[start MATERIAL]

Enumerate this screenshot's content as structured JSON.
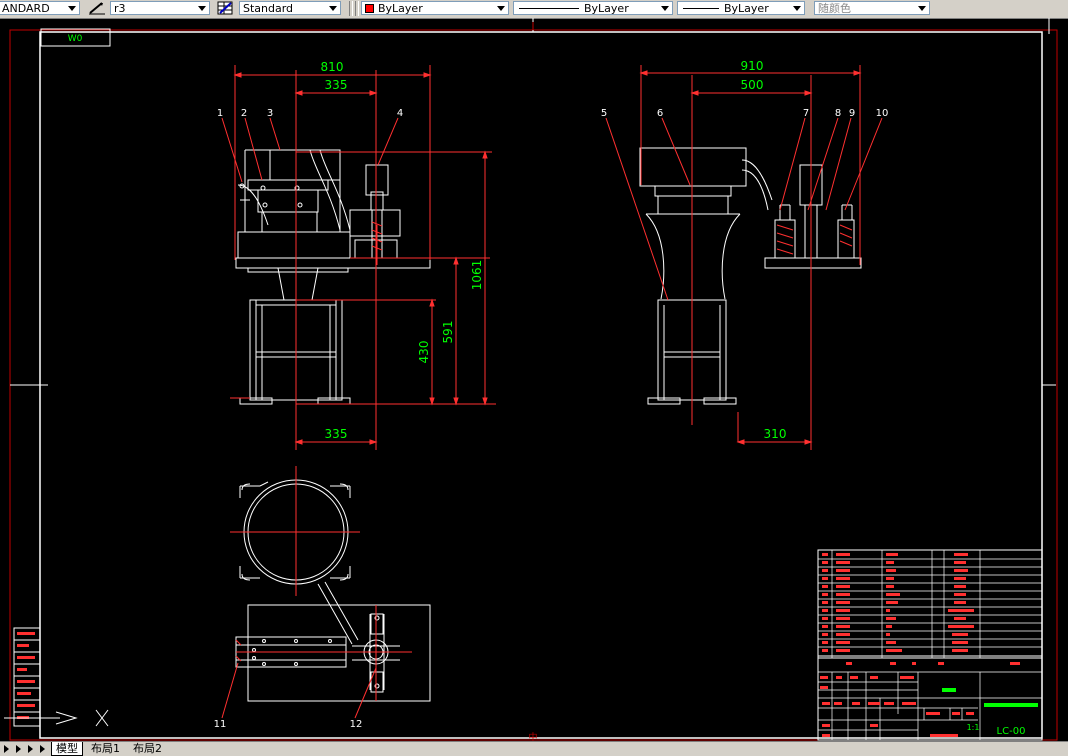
{
  "toolbar": {
    "text_style": "ANDARD",
    "dim_style": "r3",
    "table_style": "Standard",
    "color": "ByLayer",
    "color_swatch": "#ff0000",
    "linetype": "ByLayer",
    "lineweight": "ByLayer",
    "plot_style": "随颜色"
  },
  "drawing": {
    "title_box": "W0",
    "dims": {
      "front_width": "810",
      "front_center": "335",
      "front_bottom": "335",
      "front_height": "1061",
      "front_table": "591",
      "front_leg": "430",
      "side_width": "910",
      "side_center": "500",
      "side_offset": "310"
    },
    "callouts": [
      "1",
      "2",
      "3",
      "4",
      "5",
      "6",
      "7",
      "8",
      "9",
      "10",
      "11",
      "12"
    ],
    "drawing_no": "LC-00",
    "scale": "1:1",
    "sheet_marker": "中"
  },
  "tabs": {
    "model": "模型",
    "layout1": "布局1",
    "layout2": "布局2"
  }
}
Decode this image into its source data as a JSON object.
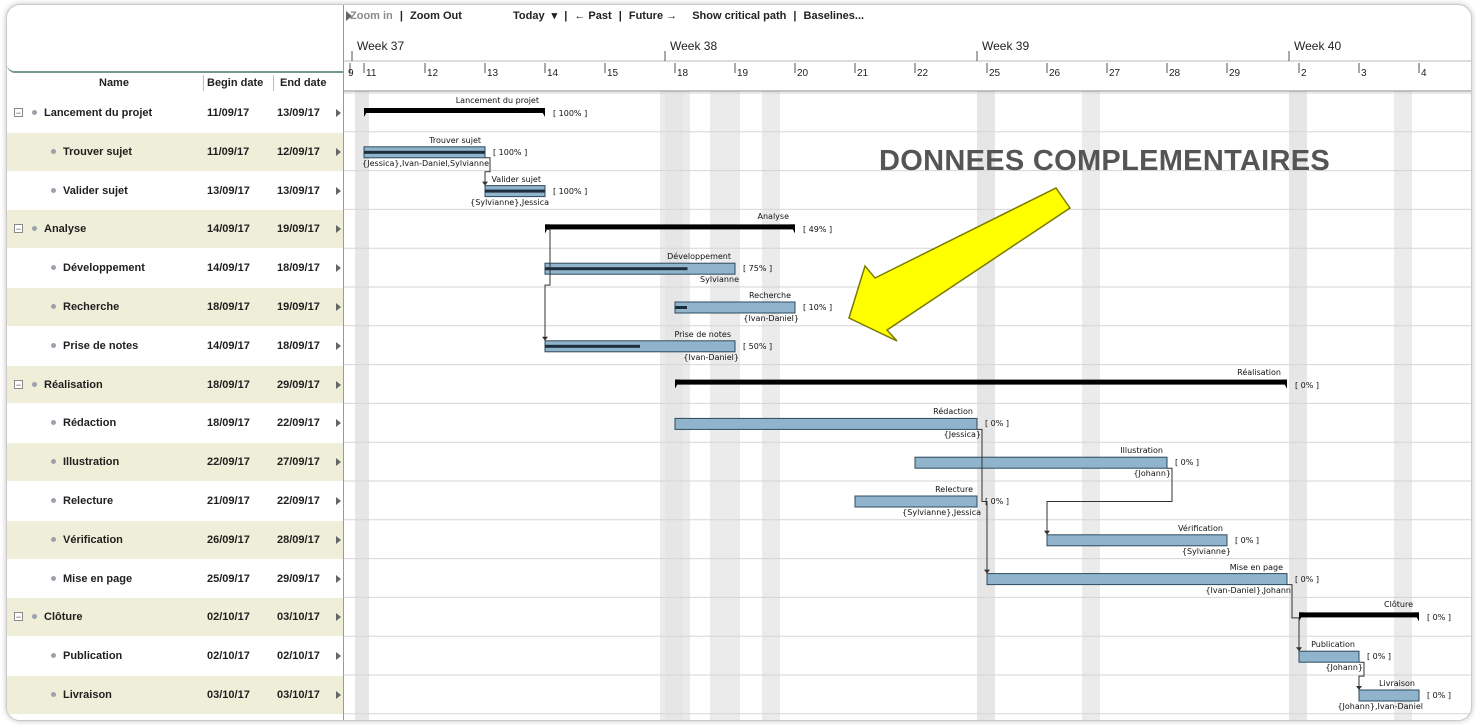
{
  "toolbar": {
    "zoom_in": "Zoom in",
    "zoom_out": "Zoom Out",
    "today": "Today",
    "past": "← Past",
    "future": "Future →",
    "critical_path": "Show critical path",
    "baselines": "Baselines..."
  },
  "columns": {
    "name": "Name",
    "begin": "Begin date",
    "end": "End date"
  },
  "weeks": [
    "Week 37",
    "Week 38",
    "Week 39",
    "Week 40"
  ],
  "days": [
    "9",
    "11",
    "12",
    "13",
    "14",
    "15",
    "18",
    "19",
    "20",
    "21",
    "22",
    "25",
    "26",
    "27",
    "28",
    "29",
    "2",
    "3",
    "4"
  ],
  "tasks": [
    {
      "name": "Lancement du projet",
      "begin": "11/09/17",
      "end": "13/09/17",
      "group": true,
      "title": "Lancement du projet",
      "pct": "[ 100% ]",
      "res": ""
    },
    {
      "name": "Trouver sujet",
      "begin": "11/09/17",
      "end": "12/09/17",
      "group": false,
      "title": "Trouver sujet",
      "pct": "[ 100% ]",
      "res": "{Jessica},Ivan-Daniel,Sylvianne"
    },
    {
      "name": "Valider sujet",
      "begin": "13/09/17",
      "end": "13/09/17",
      "group": false,
      "title": "Valider sujet",
      "pct": "[ 100% ]",
      "res": "{Sylvianne},Jessica"
    },
    {
      "name": "Analyse",
      "begin": "14/09/17",
      "end": "19/09/17",
      "group": true,
      "title": "Analyse",
      "pct": "[ 49% ]",
      "res": ""
    },
    {
      "name": "Développement",
      "begin": "14/09/17",
      "end": "18/09/17",
      "group": false,
      "title": "Développement",
      "pct": "[ 75% ]",
      "res": "Sylvianne"
    },
    {
      "name": "Recherche",
      "begin": "18/09/17",
      "end": "19/09/17",
      "group": false,
      "title": "Recherche",
      "pct": "[ 10% ]",
      "res": "{Ivan-Daniel}"
    },
    {
      "name": "Prise de notes",
      "begin": "14/09/17",
      "end": "18/09/17",
      "group": false,
      "title": "Prise de notes",
      "pct": "[ 50% ]",
      "res": "{Ivan-Daniel}"
    },
    {
      "name": "Réalisation",
      "begin": "18/09/17",
      "end": "29/09/17",
      "group": true,
      "title": "Réalisation",
      "pct": "[ 0% ]",
      "res": ""
    },
    {
      "name": "Rédaction",
      "begin": "18/09/17",
      "end": "22/09/17",
      "group": false,
      "title": "Rédaction",
      "pct": "[ 0% ]",
      "res": "{Jessica}"
    },
    {
      "name": "Illustration",
      "begin": "22/09/17",
      "end": "27/09/17",
      "group": false,
      "title": "Illustration",
      "pct": "[ 0% ]",
      "res": "{Johann}"
    },
    {
      "name": "Relecture",
      "begin": "21/09/17",
      "end": "22/09/17",
      "group": false,
      "title": "Relecture",
      "pct": "[ 0% ]",
      "res": "{Sylvianne},Jessica"
    },
    {
      "name": "Vérification",
      "begin": "26/09/17",
      "end": "28/09/17",
      "group": false,
      "title": "Vérification",
      "pct": "[ 0% ]",
      "res": "{Sylvianne}"
    },
    {
      "name": "Mise en page",
      "begin": "25/09/17",
      "end": "29/09/17",
      "group": false,
      "title": "Mise en page",
      "pct": "[ 0% ]",
      "res": "{Ivan-Daniel},Johann"
    },
    {
      "name": "Clôture",
      "begin": "02/10/17",
      "end": "03/10/17",
      "group": true,
      "title": "Clôture",
      "pct": "[ 0% ]",
      "res": ""
    },
    {
      "name": "Publication",
      "begin": "02/10/17",
      "end": "02/10/17",
      "group": false,
      "title": "Publication",
      "pct": "[ 0% ]",
      "res": "{Johann}"
    },
    {
      "name": "Livraison",
      "begin": "03/10/17",
      "end": "03/10/17",
      "group": false,
      "title": "Livraison",
      "pct": "[ 0% ]",
      "res": "{Johann},Ivan-Daniel"
    }
  ],
  "annotation": "DONNEES COMPLEMENTAIRES",
  "colors": {
    "bar_fill": "#8fb4cc",
    "bar_border": "#2e4a5e",
    "summary": "#000000",
    "row_alt": "#eeeed9",
    "arrow": "#ffff00"
  }
}
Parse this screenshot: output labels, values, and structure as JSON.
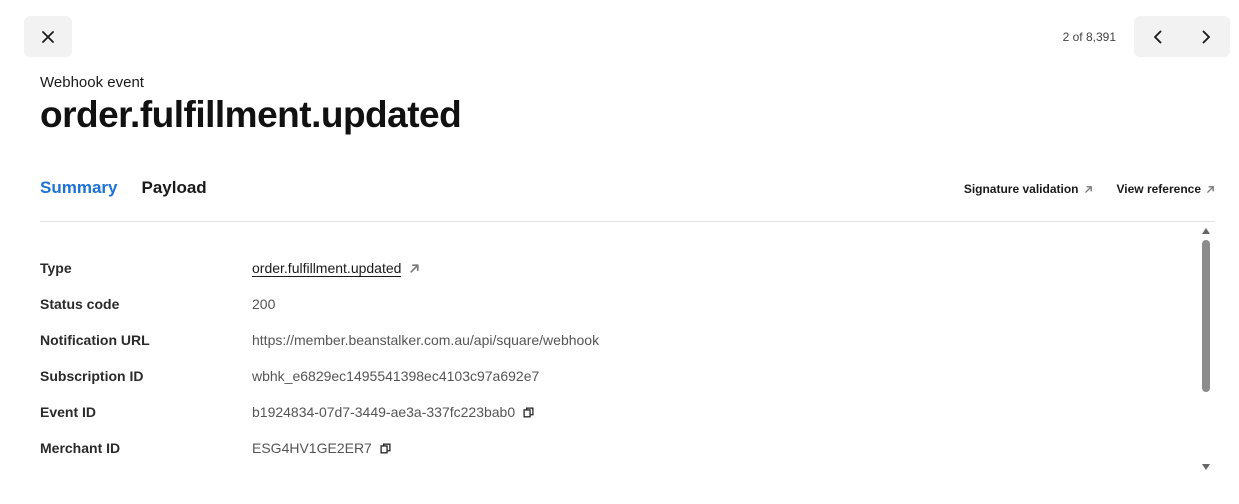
{
  "header": {
    "close_icon": "close-icon",
    "pager_count": "2 of 8,391",
    "prev_icon": "chevron-left-icon",
    "next_icon": "chevron-right-icon"
  },
  "event": {
    "eyebrow": "Webhook event",
    "title": "order.fulfillment.updated"
  },
  "tabs": [
    {
      "label": "Summary",
      "active": true
    },
    {
      "label": "Payload",
      "active": false
    }
  ],
  "links": {
    "signature_validation": "Signature validation",
    "view_reference": "View reference"
  },
  "details": {
    "type": {
      "label": "Type",
      "value": "order.fulfillment.updated"
    },
    "status_code": {
      "label": "Status code",
      "value": "200"
    },
    "notification_url": {
      "label": "Notification URL",
      "value": "https://member.beanstalker.com.au/api/square/webhook"
    },
    "subscription_id": {
      "label": "Subscription ID",
      "value": "wbhk_e6829ec1495541398ec4103c97a692e7"
    },
    "event_id": {
      "label": "Event ID",
      "value": "b1924834-07d7-3449-ae3a-337fc223bab0"
    },
    "merchant_id": {
      "label": "Merchant ID",
      "value": "ESG4HV1GE2ER7"
    }
  },
  "colors": {
    "accent": "#1c72d6",
    "button_bg": "#f2f2f2",
    "divider": "#e3e3e3"
  }
}
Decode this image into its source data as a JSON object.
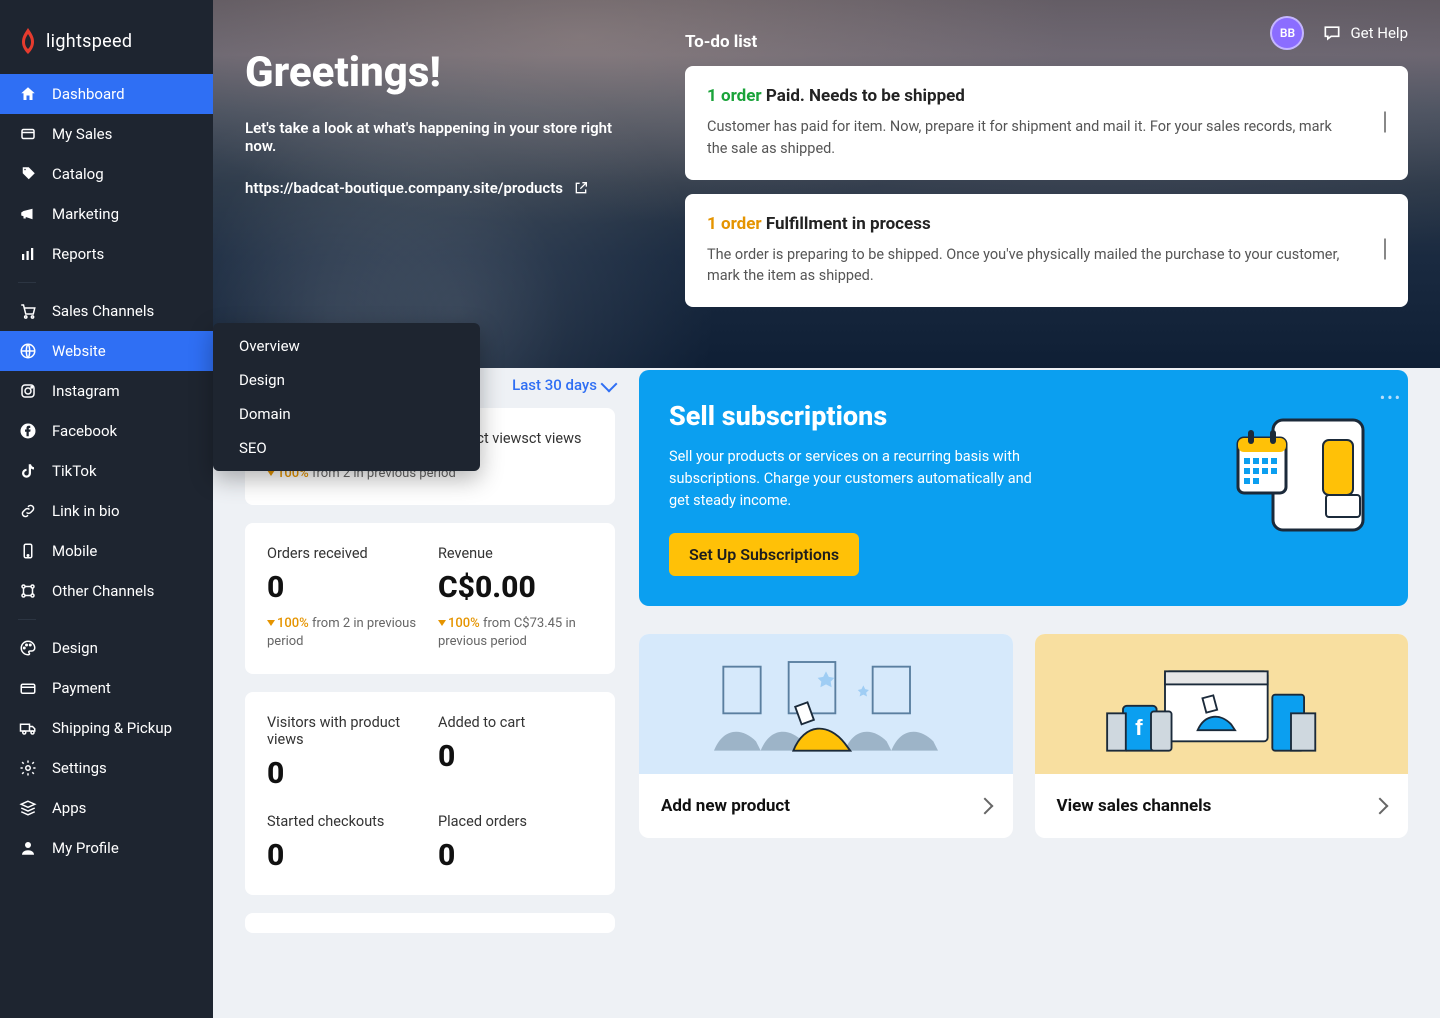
{
  "brand": {
    "name": "lightspeed"
  },
  "topbar": {
    "avatar_initials": "BB",
    "help_label": "Get Help"
  },
  "sidebar": {
    "items": [
      {
        "label": "Dashboard",
        "icon": "home-icon",
        "active": true
      },
      {
        "label": "My Sales",
        "icon": "tag-icon"
      },
      {
        "label": "Catalog",
        "icon": "price-tag-icon"
      },
      {
        "label": "Marketing",
        "icon": "megaphone-icon"
      },
      {
        "label": "Reports",
        "icon": "bar-chart-icon"
      }
    ],
    "channels_header": "Sales Channels",
    "channels": [
      {
        "label": "Website",
        "icon": "globe-icon",
        "selected": true
      },
      {
        "label": "Instagram",
        "icon": "instagram-icon"
      },
      {
        "label": "Facebook",
        "icon": "facebook-icon"
      },
      {
        "label": "TikTok",
        "icon": "tiktok-icon"
      },
      {
        "label": "Link in bio",
        "icon": "link-icon"
      },
      {
        "label": "Mobile",
        "icon": "mobile-icon"
      },
      {
        "label": "Other Channels",
        "icon": "channels-icon"
      }
    ],
    "bottom": [
      {
        "label": "Design",
        "icon": "palette-icon"
      },
      {
        "label": "Payment",
        "icon": "wallet-icon"
      },
      {
        "label": "Shipping & Pickup",
        "icon": "truck-icon"
      },
      {
        "label": "Settings",
        "icon": "gear-icon"
      },
      {
        "label": "Apps",
        "icon": "stack-icon"
      },
      {
        "label": "My Profile",
        "icon": "person-icon"
      }
    ]
  },
  "submenu": {
    "items": [
      "Overview",
      "Design",
      "Domain",
      "SEO"
    ]
  },
  "hero": {
    "title": "Greetings!",
    "subtitle": "Let's take a look at what's happening in your store right now.",
    "store_url": "https://badcat-boutique.company.site/products"
  },
  "todo": {
    "title": "To-do list",
    "items": [
      {
        "count_text": "1 order",
        "count_color": "green",
        "status": "Paid. Needs to be shipped",
        "desc": "Customer has paid for item. Now, prepare it for shipment and mail it. For your sales records, mark the sale as shipped."
      },
      {
        "count_text": "1 order",
        "count_color": "orange",
        "status": "Fulfillment in process",
        "desc": "The order is preparing to be shipped. Once you've physically mailed the purchase to your customer, mark the item as shipped."
      }
    ]
  },
  "period": {
    "label": "Last 30 days"
  },
  "stats": {
    "card1": {
      "right_label": "Product views",
      "left_value_hidden": "",
      "delta_pct": "100%",
      "delta_rest": "from 2 in previous period"
    },
    "card2": {
      "l_label": "Orders received",
      "l_value": "0",
      "l_delta_pct": "100%",
      "l_delta_rest": "from 2 in previous period",
      "r_label": "Revenue",
      "r_value": "C$0.00",
      "r_delta_pct": "100%",
      "r_delta_rest": "from C$73.45 in previous period"
    },
    "card3": {
      "r1_l_label": "Visitors with product views",
      "r1_l_value": "0",
      "r1_r_label": "Added to cart",
      "r1_r_value": "0",
      "r2_l_label": "Started checkouts",
      "r2_l_value": "0",
      "r2_r_label": "Placed orders",
      "r2_r_value": "0"
    }
  },
  "subscriptions": {
    "title": "Sell subscriptions",
    "desc": "Sell your products or services on a recurring basis with subscriptions. Charge your customers automatically and get steady income.",
    "button": "Set Up Subscriptions"
  },
  "quick_actions": {
    "add_product": "Add new product",
    "view_channels": "View sales channels"
  }
}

[end MATERIAL]

_PROBLEM_: Only lines with "notes" are wanted here; list each of them.

_RESULT BELOW_:
      "name": "Prise de notes",
      "title": "Prise de notes",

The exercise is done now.